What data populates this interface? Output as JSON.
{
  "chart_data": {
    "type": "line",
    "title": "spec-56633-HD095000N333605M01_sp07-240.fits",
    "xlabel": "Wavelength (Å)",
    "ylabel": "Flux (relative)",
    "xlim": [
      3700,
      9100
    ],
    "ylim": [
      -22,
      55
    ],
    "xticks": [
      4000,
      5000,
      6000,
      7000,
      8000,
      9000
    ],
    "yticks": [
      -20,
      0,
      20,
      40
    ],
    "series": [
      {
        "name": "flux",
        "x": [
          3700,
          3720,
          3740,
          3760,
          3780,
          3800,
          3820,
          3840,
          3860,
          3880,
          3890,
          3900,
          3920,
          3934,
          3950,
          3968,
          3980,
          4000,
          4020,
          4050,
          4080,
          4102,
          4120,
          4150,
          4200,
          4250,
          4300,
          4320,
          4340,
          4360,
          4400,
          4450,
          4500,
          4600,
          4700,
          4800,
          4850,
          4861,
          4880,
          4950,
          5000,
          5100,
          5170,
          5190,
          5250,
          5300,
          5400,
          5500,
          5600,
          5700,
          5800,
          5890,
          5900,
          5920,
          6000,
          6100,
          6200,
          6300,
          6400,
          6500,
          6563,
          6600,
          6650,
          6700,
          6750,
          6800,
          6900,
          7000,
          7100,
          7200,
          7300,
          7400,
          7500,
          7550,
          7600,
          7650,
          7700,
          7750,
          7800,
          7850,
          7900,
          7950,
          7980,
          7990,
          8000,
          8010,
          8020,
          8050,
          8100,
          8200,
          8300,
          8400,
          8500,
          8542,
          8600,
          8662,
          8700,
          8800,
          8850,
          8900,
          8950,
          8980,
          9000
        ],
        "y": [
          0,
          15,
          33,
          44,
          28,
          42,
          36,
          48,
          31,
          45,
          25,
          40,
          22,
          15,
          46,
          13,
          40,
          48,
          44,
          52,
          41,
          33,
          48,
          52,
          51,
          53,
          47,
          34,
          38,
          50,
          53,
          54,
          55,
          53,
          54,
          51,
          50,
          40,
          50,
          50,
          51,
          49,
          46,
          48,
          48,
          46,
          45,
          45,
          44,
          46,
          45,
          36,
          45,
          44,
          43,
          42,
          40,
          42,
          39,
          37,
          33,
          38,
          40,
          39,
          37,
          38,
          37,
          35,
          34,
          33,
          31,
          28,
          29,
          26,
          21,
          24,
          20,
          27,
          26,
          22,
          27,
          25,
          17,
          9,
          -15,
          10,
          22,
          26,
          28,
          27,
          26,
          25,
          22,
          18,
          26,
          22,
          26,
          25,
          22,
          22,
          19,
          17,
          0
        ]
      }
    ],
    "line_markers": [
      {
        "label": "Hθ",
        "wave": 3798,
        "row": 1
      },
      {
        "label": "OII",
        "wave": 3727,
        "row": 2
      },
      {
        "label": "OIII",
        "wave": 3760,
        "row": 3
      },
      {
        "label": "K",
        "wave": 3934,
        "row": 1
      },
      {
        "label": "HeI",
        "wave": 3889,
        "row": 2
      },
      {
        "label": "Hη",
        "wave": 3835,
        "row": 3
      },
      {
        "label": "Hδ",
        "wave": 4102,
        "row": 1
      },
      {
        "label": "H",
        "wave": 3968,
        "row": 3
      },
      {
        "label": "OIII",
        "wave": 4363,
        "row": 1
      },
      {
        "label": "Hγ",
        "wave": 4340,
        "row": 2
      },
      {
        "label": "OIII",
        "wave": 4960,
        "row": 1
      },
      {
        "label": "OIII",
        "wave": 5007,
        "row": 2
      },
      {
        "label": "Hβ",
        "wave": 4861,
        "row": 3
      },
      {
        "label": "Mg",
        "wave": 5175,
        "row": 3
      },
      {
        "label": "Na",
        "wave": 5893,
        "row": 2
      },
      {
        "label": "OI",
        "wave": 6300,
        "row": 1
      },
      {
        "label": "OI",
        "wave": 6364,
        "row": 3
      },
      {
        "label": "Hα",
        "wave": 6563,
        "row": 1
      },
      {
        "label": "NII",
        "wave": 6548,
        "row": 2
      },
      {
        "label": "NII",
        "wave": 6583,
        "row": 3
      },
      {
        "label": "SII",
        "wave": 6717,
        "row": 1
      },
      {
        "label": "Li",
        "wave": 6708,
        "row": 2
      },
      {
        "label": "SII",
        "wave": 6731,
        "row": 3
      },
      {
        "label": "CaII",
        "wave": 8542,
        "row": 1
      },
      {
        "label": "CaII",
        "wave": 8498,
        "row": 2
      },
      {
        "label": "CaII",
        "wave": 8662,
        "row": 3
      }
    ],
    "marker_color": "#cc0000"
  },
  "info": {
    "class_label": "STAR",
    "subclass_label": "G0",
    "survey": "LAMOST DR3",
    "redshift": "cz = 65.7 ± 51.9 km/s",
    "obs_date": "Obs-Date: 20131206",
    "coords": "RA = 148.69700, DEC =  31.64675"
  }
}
_____
▶ Instructions for the task
All of the entries need to be reproduced exactly; please write them out.

▶ Exercise solution
What data populates this interface? Output as JSON.
{
  "chart_data": {
    "type": "line",
    "title": "spec-56633-HD095000N333605M01_sp07-240.fits",
    "xlabel": "Wavelength (Å)",
    "ylabel": "Flux (relative)",
    "xlim": [
      3700,
      9100
    ],
    "ylim": [
      -22,
      55
    ],
    "xticks": [
      4000,
      5000,
      6000,
      7000,
      8000,
      9000
    ],
    "yticks": [
      -20,
      0,
      20,
      40
    ],
    "series": [
      {
        "name": "flux",
        "x": [
          3700,
          3720,
          3740,
          3760,
          3780,
          3800,
          3820,
          3840,
          3860,
          3880,
          3890,
          3900,
          3920,
          3934,
          3950,
          3968,
          3980,
          4000,
          4020,
          4050,
          4080,
          4102,
          4120,
          4150,
          4200,
          4250,
          4300,
          4320,
          4340,
          4360,
          4400,
          4450,
          4500,
          4600,
          4700,
          4800,
          4850,
          4861,
          4880,
          4950,
          5000,
          5100,
          5170,
          5190,
          5250,
          5300,
          5400,
          5500,
          5600,
          5700,
          5800,
          5890,
          5900,
          5920,
          6000,
          6100,
          6200,
          6300,
          6400,
          6500,
          6563,
          6600,
          6650,
          6700,
          6750,
          6800,
          6900,
          7000,
          7100,
          7200,
          7300,
          7400,
          7500,
          7550,
          7600,
          7650,
          7700,
          7750,
          7800,
          7850,
          7900,
          7950,
          7980,
          7990,
          8000,
          8010,
          8020,
          8050,
          8100,
          8200,
          8300,
          8400,
          8500,
          8542,
          8600,
          8662,
          8700,
          8800,
          8850,
          8900,
          8950,
          8980,
          9000
        ],
        "y": [
          0,
          15,
          33,
          44,
          28,
          42,
          36,
          48,
          31,
          45,
          25,
          40,
          22,
          15,
          46,
          13,
          40,
          48,
          44,
          52,
          41,
          33,
          48,
          52,
          51,
          53,
          47,
          34,
          38,
          50,
          53,
          54,
          55,
          53,
          54,
          51,
          50,
          40,
          50,
          50,
          51,
          49,
          46,
          48,
          48,
          46,
          45,
          45,
          44,
          46,
          45,
          36,
          45,
          44,
          43,
          42,
          40,
          42,
          39,
          37,
          33,
          38,
          40,
          39,
          37,
          38,
          37,
          35,
          34,
          33,
          31,
          28,
          29,
          26,
          21,
          24,
          20,
          27,
          26,
          22,
          27,
          25,
          17,
          9,
          -15,
          10,
          22,
          26,
          28,
          27,
          26,
          25,
          22,
          18,
          26,
          22,
          26,
          25,
          22,
          22,
          19,
          17,
          0
        ]
      }
    ],
    "line_markers": [
      {
        "label": "Hθ",
        "wave": 3798,
        "row": 1
      },
      {
        "label": "OII",
        "wave": 3727,
        "row": 2
      },
      {
        "label": "OIII",
        "wave": 3760,
        "row": 3
      },
      {
        "label": "K",
        "wave": 3934,
        "row": 1
      },
      {
        "label": "HeI",
        "wave": 3889,
        "row": 2
      },
      {
        "label": "Hη",
        "wave": 3835,
        "row": 3
      },
      {
        "label": "Hδ",
        "wave": 4102,
        "row": 1
      },
      {
        "label": "H",
        "wave": 3968,
        "row": 3
      },
      {
        "label": "OIII",
        "wave": 4363,
        "row": 1
      },
      {
        "label": "Hγ",
        "wave": 4340,
        "row": 2
      },
      {
        "label": "OIII",
        "wave": 4960,
        "row": 1
      },
      {
        "label": "OIII",
        "wave": 5007,
        "row": 2
      },
      {
        "label": "Hβ",
        "wave": 4861,
        "row": 3
      },
      {
        "label": "Mg",
        "wave": 5175,
        "row": 3
      },
      {
        "label": "Na",
        "wave": 5893,
        "row": 2
      },
      {
        "label": "OI",
        "wave": 6300,
        "row": 1
      },
      {
        "label": "OI",
        "wave": 6364,
        "row": 3
      },
      {
        "label": "Hα",
        "wave": 6563,
        "row": 1
      },
      {
        "label": "NII",
        "wave": 6548,
        "row": 2
      },
      {
        "label": "NII",
        "wave": 6583,
        "row": 3
      },
      {
        "label": "SII",
        "wave": 6717,
        "row": 1
      },
      {
        "label": "Li",
        "wave": 6708,
        "row": 2
      },
      {
        "label": "SII",
        "wave": 6731,
        "row": 3
      },
      {
        "label": "CaII",
        "wave": 8542,
        "row": 1
      },
      {
        "label": "CaII",
        "wave": 8498,
        "row": 2
      },
      {
        "label": "CaII",
        "wave": 8662,
        "row": 3
      }
    ],
    "marker_color": "#cc0000"
  },
  "info": {
    "class_label": "STAR",
    "subclass_label": "G0",
    "survey": "LAMOST DR3",
    "redshift": "cz = 65.7 ± 51.9 km/s",
    "obs_date": "Obs-Date: 20131206",
    "coords": "RA = 148.69700, DEC =  31.64675"
  }
}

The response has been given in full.